## GIVEN REQUEST
Reproduce the records below word for word, from their first line through the line containing "dialog-titlebar[interactable]: Image Size", with that line included.

##### GIVEN DATA

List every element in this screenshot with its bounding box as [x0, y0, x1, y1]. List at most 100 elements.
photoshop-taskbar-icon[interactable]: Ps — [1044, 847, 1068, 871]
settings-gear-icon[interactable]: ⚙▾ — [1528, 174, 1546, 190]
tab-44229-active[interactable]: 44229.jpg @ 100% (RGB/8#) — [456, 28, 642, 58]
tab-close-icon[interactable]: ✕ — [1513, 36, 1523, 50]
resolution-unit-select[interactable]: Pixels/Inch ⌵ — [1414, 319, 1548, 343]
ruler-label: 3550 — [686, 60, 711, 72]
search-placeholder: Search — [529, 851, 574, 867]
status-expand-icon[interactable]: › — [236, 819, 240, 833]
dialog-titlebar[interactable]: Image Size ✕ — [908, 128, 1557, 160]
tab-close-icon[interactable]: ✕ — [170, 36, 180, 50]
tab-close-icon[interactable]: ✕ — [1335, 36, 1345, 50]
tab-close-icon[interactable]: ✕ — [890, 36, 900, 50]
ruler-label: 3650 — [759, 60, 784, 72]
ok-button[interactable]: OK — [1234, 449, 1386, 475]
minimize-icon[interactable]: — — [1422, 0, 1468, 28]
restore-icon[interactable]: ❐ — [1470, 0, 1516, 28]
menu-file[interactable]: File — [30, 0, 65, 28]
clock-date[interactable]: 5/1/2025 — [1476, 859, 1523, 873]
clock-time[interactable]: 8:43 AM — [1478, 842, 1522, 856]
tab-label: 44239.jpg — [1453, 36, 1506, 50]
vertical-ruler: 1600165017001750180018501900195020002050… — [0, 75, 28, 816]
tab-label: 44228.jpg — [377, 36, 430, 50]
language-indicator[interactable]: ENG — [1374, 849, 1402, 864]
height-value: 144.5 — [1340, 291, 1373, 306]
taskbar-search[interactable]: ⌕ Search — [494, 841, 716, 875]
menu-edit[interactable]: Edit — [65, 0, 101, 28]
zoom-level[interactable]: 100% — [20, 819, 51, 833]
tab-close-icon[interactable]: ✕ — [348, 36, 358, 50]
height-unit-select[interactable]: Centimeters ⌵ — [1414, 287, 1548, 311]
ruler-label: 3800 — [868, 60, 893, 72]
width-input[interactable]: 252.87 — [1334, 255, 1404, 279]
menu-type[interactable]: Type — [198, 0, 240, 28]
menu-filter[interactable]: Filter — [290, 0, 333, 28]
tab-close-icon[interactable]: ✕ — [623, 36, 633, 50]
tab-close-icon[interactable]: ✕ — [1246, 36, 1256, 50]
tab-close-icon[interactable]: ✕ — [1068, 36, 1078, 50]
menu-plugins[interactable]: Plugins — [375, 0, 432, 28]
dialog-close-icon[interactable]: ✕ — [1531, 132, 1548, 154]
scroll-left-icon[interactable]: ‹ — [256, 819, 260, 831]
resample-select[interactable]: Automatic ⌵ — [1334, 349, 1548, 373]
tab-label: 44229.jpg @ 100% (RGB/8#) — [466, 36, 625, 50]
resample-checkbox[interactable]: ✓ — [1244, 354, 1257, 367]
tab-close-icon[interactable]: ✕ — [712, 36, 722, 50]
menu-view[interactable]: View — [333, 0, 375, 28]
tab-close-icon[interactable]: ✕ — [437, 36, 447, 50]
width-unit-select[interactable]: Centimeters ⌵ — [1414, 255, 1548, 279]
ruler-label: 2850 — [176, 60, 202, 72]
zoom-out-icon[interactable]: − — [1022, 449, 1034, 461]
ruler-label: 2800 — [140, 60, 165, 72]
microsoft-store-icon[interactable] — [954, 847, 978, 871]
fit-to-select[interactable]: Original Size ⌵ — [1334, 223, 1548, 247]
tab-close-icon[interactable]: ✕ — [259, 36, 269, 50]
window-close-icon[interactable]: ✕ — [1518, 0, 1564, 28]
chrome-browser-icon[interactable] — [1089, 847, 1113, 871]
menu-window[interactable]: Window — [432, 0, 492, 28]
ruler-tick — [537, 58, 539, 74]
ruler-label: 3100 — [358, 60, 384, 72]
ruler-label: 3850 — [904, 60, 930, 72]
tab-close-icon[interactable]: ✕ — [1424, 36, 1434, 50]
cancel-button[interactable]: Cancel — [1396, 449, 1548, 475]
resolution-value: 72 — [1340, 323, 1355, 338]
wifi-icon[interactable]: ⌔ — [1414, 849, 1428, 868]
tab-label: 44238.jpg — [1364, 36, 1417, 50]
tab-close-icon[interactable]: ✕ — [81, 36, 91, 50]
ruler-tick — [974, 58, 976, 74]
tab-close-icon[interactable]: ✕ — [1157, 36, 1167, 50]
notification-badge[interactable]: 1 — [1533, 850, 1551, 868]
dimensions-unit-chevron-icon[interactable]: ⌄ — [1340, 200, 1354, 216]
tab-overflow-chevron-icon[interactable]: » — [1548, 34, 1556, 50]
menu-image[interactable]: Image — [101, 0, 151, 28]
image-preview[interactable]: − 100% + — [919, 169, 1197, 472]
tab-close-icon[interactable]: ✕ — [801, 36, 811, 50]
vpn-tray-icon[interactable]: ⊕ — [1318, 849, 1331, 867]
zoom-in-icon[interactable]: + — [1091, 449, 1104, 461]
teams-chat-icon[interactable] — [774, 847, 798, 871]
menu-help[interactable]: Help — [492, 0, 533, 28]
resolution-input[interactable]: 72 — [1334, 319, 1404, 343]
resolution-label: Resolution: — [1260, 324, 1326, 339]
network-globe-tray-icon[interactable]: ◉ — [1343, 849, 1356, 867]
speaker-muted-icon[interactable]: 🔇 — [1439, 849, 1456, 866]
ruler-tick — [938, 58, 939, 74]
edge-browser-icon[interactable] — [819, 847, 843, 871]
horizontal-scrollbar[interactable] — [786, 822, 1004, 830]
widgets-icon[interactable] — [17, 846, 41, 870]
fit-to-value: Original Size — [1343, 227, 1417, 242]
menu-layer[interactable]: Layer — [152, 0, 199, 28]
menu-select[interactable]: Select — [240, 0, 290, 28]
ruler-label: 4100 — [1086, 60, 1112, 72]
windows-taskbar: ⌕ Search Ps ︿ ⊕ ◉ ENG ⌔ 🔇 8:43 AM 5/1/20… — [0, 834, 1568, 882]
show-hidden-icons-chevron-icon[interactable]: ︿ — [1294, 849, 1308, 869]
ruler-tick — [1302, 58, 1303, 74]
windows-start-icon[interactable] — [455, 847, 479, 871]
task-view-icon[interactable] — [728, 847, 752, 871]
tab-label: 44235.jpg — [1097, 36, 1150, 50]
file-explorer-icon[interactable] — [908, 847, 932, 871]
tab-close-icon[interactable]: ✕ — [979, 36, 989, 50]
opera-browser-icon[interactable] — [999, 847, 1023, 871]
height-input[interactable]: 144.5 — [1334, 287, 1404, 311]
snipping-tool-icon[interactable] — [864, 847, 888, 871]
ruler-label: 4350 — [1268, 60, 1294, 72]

##########

## EXERCISE RESPONSE
List every element in this screenshot with its bounding box as [x0, y0, x1, y1]. List at most 100 elements.
photoshop-taskbar-icon[interactable]: Ps — [1044, 847, 1068, 871]
settings-gear-icon[interactable]: ⚙▾ — [1528, 174, 1546, 190]
tab-44229-active[interactable]: 44229.jpg @ 100% (RGB/8#) — [456, 28, 642, 58]
tab-close-icon[interactable]: ✕ — [1513, 36, 1523, 50]
resolution-unit-select[interactable]: Pixels/Inch ⌵ — [1414, 319, 1548, 343]
ruler-label: 3550 — [686, 60, 711, 72]
search-placeholder: Search — [529, 851, 574, 867]
status-expand-icon[interactable]: › — [236, 819, 240, 833]
dialog-titlebar[interactable]: Image Size ✕ — [908, 128, 1557, 160]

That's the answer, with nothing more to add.